GIVEN PROBLEM |
Isolate every line in the records below with "Gbps" in it.

SUPPLIED ENTRIES |
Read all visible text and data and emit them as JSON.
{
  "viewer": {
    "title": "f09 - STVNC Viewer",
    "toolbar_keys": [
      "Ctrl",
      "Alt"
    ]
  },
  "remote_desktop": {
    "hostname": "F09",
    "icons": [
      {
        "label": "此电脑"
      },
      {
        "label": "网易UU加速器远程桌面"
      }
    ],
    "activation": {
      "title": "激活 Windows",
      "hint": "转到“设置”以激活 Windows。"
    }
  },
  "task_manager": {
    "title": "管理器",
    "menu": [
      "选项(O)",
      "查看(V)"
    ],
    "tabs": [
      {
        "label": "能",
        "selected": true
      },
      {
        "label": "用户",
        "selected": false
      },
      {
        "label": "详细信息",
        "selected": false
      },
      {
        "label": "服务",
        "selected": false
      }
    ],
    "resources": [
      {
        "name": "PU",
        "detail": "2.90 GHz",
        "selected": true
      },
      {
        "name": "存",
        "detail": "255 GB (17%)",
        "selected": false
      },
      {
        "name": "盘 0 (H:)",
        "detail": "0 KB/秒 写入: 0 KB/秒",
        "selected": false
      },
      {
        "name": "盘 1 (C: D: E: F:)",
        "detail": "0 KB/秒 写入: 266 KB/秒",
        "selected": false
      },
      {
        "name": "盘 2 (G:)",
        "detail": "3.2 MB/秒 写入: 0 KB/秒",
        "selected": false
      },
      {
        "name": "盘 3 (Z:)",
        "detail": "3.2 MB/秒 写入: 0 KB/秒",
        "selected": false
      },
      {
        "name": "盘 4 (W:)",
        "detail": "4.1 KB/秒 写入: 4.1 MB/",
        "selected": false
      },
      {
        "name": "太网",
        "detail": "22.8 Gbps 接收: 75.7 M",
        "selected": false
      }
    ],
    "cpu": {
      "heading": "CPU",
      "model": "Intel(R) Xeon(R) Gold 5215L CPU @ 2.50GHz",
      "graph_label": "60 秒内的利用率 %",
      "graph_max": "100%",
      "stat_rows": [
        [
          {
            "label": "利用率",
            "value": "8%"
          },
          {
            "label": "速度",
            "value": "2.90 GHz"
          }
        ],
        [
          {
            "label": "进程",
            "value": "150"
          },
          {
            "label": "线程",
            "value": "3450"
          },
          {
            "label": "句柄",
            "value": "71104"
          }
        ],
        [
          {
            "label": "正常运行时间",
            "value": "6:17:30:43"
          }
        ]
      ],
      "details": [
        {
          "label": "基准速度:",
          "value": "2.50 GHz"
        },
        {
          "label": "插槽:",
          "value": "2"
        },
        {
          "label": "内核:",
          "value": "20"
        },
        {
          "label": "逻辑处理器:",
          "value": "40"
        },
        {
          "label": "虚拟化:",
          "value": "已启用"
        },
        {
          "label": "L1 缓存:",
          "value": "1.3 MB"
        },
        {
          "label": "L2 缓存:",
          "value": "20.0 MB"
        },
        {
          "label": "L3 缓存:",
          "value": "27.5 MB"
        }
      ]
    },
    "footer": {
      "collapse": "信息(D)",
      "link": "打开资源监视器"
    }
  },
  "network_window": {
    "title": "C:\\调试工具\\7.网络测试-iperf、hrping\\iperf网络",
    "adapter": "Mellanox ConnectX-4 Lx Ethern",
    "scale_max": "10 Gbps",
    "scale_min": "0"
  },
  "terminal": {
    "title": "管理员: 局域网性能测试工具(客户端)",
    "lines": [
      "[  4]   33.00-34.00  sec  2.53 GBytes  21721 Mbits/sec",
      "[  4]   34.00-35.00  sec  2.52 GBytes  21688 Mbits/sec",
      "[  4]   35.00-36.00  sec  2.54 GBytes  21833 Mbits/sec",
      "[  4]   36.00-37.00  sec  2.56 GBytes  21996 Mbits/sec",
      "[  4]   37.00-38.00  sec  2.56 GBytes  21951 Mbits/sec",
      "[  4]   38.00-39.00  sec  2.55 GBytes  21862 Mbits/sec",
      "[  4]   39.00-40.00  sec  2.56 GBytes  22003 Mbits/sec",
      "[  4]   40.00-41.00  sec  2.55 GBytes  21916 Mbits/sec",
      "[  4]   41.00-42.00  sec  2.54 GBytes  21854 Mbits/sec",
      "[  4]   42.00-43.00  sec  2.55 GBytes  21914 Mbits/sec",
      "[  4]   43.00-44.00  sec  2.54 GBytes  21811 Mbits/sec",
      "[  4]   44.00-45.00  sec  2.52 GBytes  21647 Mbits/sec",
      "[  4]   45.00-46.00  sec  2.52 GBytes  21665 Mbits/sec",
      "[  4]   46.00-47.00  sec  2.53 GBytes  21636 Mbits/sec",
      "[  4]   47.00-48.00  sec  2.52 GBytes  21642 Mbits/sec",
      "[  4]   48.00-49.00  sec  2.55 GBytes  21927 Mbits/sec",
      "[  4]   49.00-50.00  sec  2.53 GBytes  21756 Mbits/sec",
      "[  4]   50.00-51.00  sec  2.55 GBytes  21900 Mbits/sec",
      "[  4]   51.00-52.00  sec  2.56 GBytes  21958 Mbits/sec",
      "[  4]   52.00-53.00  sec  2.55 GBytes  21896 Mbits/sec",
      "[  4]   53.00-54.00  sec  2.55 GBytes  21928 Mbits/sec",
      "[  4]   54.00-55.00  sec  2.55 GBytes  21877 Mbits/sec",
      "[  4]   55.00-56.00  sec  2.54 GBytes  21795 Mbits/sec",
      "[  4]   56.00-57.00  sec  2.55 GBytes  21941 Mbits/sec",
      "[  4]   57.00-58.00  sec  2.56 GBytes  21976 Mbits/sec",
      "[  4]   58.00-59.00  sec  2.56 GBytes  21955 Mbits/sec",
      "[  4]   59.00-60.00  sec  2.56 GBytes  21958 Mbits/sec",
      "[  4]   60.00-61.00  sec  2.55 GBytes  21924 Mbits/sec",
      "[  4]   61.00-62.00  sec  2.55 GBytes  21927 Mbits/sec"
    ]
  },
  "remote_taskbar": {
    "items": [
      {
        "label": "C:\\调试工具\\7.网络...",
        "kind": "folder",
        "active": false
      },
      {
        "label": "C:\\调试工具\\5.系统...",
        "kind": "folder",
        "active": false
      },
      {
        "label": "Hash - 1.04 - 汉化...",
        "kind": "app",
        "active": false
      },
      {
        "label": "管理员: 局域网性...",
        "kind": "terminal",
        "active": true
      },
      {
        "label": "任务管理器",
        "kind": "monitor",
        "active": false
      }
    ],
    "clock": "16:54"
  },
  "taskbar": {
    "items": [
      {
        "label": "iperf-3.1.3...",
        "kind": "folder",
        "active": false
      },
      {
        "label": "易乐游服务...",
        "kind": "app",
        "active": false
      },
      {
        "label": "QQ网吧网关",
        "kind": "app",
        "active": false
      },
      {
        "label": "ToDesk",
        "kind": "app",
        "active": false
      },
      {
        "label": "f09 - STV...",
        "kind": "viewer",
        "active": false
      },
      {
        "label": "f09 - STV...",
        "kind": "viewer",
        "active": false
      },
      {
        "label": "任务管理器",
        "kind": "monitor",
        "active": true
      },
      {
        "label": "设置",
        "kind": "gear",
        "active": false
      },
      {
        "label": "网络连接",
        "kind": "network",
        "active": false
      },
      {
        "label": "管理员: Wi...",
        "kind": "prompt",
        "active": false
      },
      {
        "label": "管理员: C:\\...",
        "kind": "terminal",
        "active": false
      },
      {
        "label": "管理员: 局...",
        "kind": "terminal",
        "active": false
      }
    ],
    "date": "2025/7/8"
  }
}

PROBLEM SOLUTION |
        "detail": "22.8 Gbps 接收: 75.7 M",
    "scale_max": "10 Gbps",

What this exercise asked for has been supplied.